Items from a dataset

▼

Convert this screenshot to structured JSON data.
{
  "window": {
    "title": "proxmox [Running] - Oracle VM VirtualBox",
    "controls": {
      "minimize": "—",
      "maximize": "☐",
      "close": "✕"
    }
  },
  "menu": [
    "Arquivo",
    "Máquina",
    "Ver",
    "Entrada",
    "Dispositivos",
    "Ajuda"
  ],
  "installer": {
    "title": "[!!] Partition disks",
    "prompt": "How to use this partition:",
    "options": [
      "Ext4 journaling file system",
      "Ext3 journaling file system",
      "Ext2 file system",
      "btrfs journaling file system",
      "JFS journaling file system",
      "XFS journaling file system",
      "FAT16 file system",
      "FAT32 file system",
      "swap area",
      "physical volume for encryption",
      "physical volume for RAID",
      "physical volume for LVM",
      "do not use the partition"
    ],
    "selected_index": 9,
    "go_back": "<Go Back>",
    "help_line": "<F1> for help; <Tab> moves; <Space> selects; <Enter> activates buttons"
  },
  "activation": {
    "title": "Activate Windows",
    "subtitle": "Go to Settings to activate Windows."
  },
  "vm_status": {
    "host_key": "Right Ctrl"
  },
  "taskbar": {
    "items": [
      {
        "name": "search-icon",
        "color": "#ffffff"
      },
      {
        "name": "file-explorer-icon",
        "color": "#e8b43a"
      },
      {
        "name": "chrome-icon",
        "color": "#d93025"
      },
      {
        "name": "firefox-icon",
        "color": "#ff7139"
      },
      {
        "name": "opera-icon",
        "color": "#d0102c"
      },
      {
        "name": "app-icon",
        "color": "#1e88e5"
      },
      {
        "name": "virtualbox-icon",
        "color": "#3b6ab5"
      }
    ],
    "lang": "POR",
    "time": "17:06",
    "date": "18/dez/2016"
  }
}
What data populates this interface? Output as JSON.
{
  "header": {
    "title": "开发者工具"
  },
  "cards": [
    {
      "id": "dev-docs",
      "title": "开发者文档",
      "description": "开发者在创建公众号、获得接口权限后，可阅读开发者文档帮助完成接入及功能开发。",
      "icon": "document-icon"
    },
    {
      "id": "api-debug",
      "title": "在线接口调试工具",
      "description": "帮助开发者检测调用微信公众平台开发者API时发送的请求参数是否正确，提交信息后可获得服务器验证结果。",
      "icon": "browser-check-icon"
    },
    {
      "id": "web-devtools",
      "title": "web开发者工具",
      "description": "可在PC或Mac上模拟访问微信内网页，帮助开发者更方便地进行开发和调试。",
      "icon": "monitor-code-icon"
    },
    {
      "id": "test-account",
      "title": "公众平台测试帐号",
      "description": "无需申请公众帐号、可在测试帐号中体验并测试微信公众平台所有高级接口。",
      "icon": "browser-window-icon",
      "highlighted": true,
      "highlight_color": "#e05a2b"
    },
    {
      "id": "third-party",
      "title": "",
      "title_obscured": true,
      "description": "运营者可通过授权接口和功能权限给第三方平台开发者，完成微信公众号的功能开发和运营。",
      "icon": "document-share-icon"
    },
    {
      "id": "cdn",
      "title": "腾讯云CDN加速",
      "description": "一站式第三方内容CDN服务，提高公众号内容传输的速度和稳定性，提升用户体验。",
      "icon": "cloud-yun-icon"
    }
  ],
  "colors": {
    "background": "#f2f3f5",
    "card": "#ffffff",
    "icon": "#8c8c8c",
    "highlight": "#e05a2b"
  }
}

▲

SET EXERCISE: Copy every line in the records above that contains the word "Windows".

PROBLEM SOLUTION:
    "title": "Activate Windows",
    "subtitle": "Go to Settings to activate Windows."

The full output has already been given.